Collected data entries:
****************************************
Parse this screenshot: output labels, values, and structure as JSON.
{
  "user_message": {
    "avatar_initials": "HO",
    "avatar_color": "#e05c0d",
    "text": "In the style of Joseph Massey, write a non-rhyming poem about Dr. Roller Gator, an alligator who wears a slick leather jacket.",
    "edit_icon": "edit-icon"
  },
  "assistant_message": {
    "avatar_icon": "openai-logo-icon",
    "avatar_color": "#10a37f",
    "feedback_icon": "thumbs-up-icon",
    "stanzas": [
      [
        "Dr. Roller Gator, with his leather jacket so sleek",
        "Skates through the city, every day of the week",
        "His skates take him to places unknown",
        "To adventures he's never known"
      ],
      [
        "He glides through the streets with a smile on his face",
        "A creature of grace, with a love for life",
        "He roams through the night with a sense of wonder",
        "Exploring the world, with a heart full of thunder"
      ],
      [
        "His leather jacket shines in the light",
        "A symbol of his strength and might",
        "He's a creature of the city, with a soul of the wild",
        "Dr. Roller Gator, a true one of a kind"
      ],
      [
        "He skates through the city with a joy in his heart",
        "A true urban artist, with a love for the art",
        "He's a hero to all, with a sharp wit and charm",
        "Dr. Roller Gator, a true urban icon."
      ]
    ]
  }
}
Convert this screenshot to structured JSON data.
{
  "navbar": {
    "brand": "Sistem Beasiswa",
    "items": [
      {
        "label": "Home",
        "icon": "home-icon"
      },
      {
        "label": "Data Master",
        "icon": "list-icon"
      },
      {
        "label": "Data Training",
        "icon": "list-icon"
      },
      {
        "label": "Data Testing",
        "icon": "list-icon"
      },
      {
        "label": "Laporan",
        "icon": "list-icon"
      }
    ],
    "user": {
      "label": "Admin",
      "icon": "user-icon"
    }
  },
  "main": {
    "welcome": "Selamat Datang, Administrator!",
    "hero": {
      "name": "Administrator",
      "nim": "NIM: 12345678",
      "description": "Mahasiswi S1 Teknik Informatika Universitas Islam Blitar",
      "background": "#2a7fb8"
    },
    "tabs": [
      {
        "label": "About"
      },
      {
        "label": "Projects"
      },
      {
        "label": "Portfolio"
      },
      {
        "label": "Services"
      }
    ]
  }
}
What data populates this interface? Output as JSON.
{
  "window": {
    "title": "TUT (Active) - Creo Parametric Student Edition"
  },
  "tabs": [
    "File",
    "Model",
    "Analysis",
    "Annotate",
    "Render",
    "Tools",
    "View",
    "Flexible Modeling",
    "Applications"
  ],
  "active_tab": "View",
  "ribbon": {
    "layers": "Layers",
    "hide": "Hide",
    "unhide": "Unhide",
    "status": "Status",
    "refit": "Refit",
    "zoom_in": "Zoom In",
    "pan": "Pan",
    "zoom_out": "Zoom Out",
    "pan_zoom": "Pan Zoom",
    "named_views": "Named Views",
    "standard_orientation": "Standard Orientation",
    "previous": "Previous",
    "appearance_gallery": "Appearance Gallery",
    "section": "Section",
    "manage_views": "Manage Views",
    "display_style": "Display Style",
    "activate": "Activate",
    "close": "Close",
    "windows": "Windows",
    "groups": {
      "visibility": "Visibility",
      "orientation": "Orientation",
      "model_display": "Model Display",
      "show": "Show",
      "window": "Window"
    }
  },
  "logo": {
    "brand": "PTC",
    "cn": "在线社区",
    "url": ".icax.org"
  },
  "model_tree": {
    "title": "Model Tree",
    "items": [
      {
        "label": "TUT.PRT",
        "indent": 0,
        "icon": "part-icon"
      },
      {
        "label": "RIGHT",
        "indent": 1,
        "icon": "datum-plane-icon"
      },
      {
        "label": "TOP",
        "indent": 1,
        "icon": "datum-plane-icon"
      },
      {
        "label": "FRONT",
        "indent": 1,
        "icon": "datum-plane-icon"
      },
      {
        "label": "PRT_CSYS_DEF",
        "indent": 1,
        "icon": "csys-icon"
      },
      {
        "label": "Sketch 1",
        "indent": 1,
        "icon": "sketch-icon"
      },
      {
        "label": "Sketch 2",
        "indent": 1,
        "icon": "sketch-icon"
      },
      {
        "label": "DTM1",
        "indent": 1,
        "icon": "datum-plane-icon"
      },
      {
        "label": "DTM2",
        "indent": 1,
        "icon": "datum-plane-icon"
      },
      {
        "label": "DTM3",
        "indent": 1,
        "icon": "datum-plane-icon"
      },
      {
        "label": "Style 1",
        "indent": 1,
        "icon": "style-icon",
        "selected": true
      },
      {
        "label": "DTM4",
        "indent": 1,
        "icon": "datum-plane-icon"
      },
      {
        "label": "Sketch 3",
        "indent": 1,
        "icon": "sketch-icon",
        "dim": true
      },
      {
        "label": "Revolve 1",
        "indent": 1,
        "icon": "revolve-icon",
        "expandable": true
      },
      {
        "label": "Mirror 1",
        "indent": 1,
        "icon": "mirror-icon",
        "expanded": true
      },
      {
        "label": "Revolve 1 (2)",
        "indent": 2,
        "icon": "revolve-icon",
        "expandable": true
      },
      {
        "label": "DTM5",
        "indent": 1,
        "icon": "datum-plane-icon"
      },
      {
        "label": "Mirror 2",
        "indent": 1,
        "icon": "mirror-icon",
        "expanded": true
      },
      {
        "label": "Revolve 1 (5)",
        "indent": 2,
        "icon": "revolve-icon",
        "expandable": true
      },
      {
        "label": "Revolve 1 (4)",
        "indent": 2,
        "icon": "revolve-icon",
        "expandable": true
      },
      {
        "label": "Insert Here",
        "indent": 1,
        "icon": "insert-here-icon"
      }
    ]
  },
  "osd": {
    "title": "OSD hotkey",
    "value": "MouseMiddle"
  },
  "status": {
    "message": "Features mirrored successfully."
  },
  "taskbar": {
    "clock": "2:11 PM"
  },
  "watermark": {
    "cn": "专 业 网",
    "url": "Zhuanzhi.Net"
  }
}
****************************************
STATED PROBLEM
Repeat every line of the records above exactly.

EXERCISE OUTPUT
Parse this screenshot: output labels, values, and structure as JSON.
{
  "user_message": {
    "avatar_initials": "HO",
    "avatar_color": "#e05c0d",
    "text": "In the style of Joseph Massey, write a non-rhyming poem about Dr. Roller Gator, an alligator who wears a slick leather jacket.",
    "edit_icon": "edit-icon"
  },
  "assistant_message": {
    "avatar_icon": "openai-logo-icon",
    "avatar_color": "#10a37f",
    "feedback_icon": "thumbs-up-icon",
    "stanzas": [
      [
        "Dr. Roller Gator, with his leather jacket so sleek",
        "Skates through the city, every day of the week",
        "His skates take him to places unknown",
        "To adventures he's never known"
      ],
      [
        "He glides through the streets with a smile on his face",
        "A creature of grace, with a love for life",
        "He roams through the night with a sense of wonder",
        "Exploring the world, with a heart full of thunder"
      ],
      [
        "His leather jacket shines in the light",
        "A symbol of his strength and might",
        "He's a creature of the city, with a soul of the wild",
        "Dr. Roller Gator, a true one of a kind"
      ],
      [
        "He skates through the city with a joy in his heart",
        "A true urban artist, with a love for the art",
        "He's a hero to all, with a sharp wit and charm",
        "Dr. Roller Gator, a true urban icon."
      ]
    ]
  }
}
Convert this screenshot to structured JSON data.
{
  "navbar": {
    "brand": "Sistem Beasiswa",
    "items": [
      {
        "label": "Home",
        "icon": "home-icon"
      },
      {
        "label": "Data Master",
        "icon": "list-icon"
      },
      {
        "label": "Data Training",
        "icon": "list-icon"
      },
      {
        "label": "Data Testing",
        "icon": "list-icon"
      },
      {
        "label": "Laporan",
        "icon": "list-icon"
      }
    ],
    "user": {
      "label": "Admin",
      "icon": "user-icon"
    }
  },
  "main": {
    "welcome": "Selamat Datang, Administrator!",
    "hero": {
      "name": "Administrator",
      "nim": "NIM: 12345678",
      "description": "Mahasiswi S1 Teknik Informatika Universitas Islam Blitar",
      "background": "#2a7fb8"
    },
    "tabs": [
      {
        "label": "About"
      },
      {
        "label": "Projects"
      },
      {
        "label": "Portfolio"
      },
      {
        "label": "Services"
      }
    ]
  }
}
What data populates this interface? Output as JSON.
{
  "window": {
    "title": "TUT (Active) - Creo Parametric Student Edition"
  },
  "tabs": [
    "File",
    "Model",
    "Analysis",
    "Annotate",
    "Render",
    "Tools",
    "View",
    "Flexible Modeling",
    "Applications"
  ],
  "active_tab": "View",
  "ribbon": {
    "layers": "Layers",
    "hide": "Hide",
    "unhide": "Unhide",
    "status": "Status",
    "refit": "Refit",
    "zoom_in": "Zoom In",
    "pan": "Pan",
    "zoom_out": "Zoom Out",
    "pan_zoom": "Pan Zoom",
    "named_views": "Named Views",
    "standard_orientation": "Standard Orientation",
    "previous": "Previous",
    "appearance_gallery": "Appearance Gallery",
    "section": "Section",
    "manage_views": "Manage Views",
    "display_style": "Display Style",
    "activate": "Activate",
    "close": "Close",
    "windows": "Windows",
    "groups": {
      "visibility": "Visibility",
      "orientation": "Orientation",
      "model_display": "Model Display",
      "show": "Show",
      "window": "Window"
    }
  },
  "logo": {
    "brand": "PTC",
    "cn": "在线社区",
    "url": ".icax.org"
  },
  "model_tree": {
    "title": "Model Tree",
    "items": [
      {
        "label": "TUT.PRT",
        "indent": 0,
        "icon": "part-icon"
      },
      {
        "label": "RIGHT",
        "indent": 1,
        "icon": "datum-plane-icon"
      },
      {
        "label": "TOP",
        "indent": 1,
        "icon": "datum-plane-icon"
      },
      {
        "label": "FRONT",
        "indent": 1,
        "icon": "datum-plane-icon"
      },
      {
        "label": "PRT_CSYS_DEF",
        "indent": 1,
        "icon": "csys-icon"
      },
      {
        "label": "Sketch 1",
        "indent": 1,
        "icon": "sketch-icon"
      },
      {
        "label": "Sketch 2",
        "indent": 1,
        "icon": "sketch-icon"
      },
      {
        "label": "DTM1",
        "indent": 1,
        "icon": "datum-plane-icon"
      },
      {
        "label": "DTM2",
        "indent": 1,
        "icon": "datum-plane-icon"
      },
      {
        "label": "DTM3",
        "indent": 1,
        "icon": "datum-plane-icon"
      },
      {
        "label": "Style 1",
        "indent": 1,
        "icon": "style-icon",
        "selected": true
      },
      {
        "label": "DTM4",
        "indent": 1,
        "icon": "datum-plane-icon"
      },
      {
        "label": "Sketch 3",
        "indent": 1,
        "icon": "sketch-icon",
        "dim": true
      },
      {
        "label": "Revolve 1",
        "indent": 1,
        "icon": "revolve-icon",
        "expandable": true
      },
      {
        "label": "Mirror 1",
        "indent": 1,
        "icon": "mirror-icon",
        "expanded": true
      },
      {
        "label": "Revolve 1 (2)",
        "indent": 2,
        "icon": "revolve-icon",
        "expandable": true
      },
      {
        "label": "DTM5",
        "indent": 1,
        "icon": "datum-plane-icon"
      },
      {
        "label": "Mirror 2",
        "indent": 1,
        "icon": "mirror-icon",
        "expanded": true
      },
      {
        "label": "Revolve 1 (5)",
        "indent": 2,
        "icon": "revolve-icon",
        "expandable": true
      },
      {
        "label": "Revolve 1 (4)",
        "indent": 2,
        "icon": "revolve-icon",
        "expandable": true
      },
      {
        "label": "Insert Here",
        "indent": 1,
        "icon": "insert-here-icon"
      }
    ]
  },
  "osd": {
    "title": "OSD hotkey",
    "value": "MouseMiddle"
  },
  "status": {
    "message": "Features mirrored successfully."
  },
  "taskbar": {
    "clock": "2:11 PM"
  },
  "watermark": {
    "cn": "专 业 网",
    "url": "Zhuanzhi.Net"
  }
}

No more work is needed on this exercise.